**Exercise data**
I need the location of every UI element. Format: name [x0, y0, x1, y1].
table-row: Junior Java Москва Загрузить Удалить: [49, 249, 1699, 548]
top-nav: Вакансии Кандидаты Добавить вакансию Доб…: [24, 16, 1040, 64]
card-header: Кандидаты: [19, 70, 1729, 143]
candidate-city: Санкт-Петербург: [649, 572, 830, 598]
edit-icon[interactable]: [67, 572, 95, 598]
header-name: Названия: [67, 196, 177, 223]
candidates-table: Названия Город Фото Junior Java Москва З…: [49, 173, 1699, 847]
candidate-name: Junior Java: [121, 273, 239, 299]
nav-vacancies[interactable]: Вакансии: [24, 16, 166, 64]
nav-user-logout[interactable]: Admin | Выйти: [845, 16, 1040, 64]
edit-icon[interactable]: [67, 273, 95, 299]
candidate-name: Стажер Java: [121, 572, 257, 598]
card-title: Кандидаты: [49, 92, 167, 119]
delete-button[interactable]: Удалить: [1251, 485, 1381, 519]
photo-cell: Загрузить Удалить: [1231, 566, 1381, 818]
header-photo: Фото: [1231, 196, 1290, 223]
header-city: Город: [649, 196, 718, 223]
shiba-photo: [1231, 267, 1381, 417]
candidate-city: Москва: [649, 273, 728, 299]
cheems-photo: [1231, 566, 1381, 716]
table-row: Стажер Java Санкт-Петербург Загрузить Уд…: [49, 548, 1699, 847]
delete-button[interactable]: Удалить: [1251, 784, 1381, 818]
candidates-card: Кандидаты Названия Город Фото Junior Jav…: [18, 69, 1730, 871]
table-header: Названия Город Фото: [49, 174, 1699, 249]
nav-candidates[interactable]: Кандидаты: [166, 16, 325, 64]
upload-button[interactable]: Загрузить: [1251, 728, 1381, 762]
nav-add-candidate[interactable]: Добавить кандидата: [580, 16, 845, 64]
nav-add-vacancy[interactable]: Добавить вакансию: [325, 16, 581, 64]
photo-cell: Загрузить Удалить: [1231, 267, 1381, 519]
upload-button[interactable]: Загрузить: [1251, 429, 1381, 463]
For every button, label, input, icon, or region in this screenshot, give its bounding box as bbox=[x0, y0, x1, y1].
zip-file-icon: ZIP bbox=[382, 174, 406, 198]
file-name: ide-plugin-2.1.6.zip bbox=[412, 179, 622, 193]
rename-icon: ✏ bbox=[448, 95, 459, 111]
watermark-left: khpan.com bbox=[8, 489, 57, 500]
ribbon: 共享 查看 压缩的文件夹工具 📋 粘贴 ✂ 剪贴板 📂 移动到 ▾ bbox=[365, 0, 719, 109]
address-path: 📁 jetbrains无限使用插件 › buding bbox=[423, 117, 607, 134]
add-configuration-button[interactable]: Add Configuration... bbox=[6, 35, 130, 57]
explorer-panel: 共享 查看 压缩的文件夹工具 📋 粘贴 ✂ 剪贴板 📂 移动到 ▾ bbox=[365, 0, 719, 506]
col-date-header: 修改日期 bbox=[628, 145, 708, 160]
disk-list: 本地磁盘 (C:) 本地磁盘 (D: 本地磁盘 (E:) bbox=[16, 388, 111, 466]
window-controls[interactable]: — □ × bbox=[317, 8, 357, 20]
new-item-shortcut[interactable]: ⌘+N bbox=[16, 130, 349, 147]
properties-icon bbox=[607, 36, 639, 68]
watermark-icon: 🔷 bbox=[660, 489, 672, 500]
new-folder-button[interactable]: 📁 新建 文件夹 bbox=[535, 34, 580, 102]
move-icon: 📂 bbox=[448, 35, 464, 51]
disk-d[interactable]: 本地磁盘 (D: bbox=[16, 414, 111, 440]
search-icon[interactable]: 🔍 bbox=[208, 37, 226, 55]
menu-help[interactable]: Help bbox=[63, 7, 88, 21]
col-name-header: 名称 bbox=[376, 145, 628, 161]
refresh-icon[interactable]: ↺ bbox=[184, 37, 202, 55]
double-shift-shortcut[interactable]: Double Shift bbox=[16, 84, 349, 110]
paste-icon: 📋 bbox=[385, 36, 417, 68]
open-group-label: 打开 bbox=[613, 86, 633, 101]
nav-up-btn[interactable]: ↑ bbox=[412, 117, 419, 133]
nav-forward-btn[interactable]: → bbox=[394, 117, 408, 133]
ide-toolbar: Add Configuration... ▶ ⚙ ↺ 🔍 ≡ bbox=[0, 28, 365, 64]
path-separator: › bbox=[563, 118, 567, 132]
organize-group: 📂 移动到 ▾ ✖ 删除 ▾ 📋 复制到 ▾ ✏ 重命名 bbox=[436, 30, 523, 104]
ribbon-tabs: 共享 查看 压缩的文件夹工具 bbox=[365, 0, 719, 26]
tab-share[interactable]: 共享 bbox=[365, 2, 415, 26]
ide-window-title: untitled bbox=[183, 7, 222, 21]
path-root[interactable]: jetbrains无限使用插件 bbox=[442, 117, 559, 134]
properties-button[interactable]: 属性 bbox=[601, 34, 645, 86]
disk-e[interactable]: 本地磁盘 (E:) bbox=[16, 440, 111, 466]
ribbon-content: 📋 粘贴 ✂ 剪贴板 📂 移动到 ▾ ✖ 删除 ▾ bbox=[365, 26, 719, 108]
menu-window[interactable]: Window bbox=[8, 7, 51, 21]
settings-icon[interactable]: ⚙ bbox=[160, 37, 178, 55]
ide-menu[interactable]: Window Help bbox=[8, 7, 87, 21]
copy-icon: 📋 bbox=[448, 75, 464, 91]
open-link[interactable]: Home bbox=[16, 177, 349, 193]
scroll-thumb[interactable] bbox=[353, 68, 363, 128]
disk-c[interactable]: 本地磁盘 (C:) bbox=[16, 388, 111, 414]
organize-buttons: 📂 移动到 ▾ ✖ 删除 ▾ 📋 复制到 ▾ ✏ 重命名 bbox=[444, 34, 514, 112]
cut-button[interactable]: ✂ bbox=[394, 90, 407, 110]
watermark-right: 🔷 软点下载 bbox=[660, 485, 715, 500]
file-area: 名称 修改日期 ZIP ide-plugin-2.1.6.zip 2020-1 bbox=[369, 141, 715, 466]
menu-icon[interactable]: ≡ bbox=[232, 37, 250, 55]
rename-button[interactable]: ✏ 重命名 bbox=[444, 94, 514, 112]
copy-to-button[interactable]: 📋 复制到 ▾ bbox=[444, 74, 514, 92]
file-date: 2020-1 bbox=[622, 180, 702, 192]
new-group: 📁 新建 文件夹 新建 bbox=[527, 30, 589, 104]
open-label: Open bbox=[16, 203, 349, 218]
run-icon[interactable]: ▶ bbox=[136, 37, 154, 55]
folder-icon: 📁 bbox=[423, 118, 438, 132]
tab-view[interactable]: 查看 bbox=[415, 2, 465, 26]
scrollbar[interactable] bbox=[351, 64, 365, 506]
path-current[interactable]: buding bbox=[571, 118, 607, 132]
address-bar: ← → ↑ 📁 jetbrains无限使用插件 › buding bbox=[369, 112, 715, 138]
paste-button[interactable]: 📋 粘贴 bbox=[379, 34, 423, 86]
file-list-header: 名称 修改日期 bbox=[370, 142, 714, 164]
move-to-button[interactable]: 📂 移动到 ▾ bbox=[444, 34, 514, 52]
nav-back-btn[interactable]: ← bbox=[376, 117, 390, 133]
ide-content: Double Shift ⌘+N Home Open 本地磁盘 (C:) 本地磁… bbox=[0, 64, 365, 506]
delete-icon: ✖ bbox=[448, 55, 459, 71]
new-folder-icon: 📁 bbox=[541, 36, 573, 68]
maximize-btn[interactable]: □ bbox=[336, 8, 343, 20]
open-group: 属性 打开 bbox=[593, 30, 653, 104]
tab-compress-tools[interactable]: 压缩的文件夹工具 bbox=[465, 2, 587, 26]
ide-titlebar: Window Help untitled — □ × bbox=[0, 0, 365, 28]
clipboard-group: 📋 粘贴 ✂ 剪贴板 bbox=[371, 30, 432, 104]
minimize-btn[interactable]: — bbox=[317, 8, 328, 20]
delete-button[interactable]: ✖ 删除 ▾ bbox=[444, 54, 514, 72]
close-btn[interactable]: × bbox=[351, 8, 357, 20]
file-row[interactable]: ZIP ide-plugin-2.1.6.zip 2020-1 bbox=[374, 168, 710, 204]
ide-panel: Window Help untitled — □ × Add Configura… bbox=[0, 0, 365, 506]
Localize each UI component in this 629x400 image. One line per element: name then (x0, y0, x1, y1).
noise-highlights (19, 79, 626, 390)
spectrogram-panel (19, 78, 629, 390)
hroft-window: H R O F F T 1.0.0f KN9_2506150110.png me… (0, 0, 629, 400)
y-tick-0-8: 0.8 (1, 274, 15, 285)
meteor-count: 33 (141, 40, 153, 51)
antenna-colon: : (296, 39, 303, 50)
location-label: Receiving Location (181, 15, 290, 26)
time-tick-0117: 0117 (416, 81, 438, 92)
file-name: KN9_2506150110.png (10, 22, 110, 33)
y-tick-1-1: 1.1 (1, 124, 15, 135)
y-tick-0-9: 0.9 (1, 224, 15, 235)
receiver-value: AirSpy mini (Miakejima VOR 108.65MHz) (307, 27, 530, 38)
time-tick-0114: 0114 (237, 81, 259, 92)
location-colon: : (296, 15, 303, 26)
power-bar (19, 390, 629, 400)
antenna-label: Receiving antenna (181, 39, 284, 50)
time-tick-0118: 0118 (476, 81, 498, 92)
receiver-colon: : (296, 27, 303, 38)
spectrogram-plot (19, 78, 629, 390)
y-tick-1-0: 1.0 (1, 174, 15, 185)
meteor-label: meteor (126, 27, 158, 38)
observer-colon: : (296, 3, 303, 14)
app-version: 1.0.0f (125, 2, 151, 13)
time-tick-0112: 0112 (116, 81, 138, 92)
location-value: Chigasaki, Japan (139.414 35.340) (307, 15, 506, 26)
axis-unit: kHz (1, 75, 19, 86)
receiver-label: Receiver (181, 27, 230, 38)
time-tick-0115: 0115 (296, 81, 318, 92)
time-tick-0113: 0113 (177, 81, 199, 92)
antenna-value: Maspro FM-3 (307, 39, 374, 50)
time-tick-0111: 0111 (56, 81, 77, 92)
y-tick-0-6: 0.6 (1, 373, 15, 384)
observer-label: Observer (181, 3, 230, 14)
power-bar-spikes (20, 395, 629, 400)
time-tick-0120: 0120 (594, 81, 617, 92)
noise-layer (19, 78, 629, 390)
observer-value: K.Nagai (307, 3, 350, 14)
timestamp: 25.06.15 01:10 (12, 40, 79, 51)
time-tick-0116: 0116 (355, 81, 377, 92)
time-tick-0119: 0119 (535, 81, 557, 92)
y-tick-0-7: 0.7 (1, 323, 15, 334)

**Set exercise**
Turn everything from the first line down to the line containing "card-header: Кандидаты: [19, 70, 1729, 143]", both included, into a JSON list of strings, one string per line and no blank lines.

**Response to this exercise**
[
  "I need the location of every UI element. Format: name [x0, y0, x1, y1].",
  "table-row: Junior Java Москва Загрузить Удалить: [49, 249, 1699, 548]",
  "top-nav: Вакансии Кандидаты Добавить вакансию Доб…: [24, 16, 1040, 64]",
  "card-header: Кандидаты: [19, 70, 1729, 143]"
]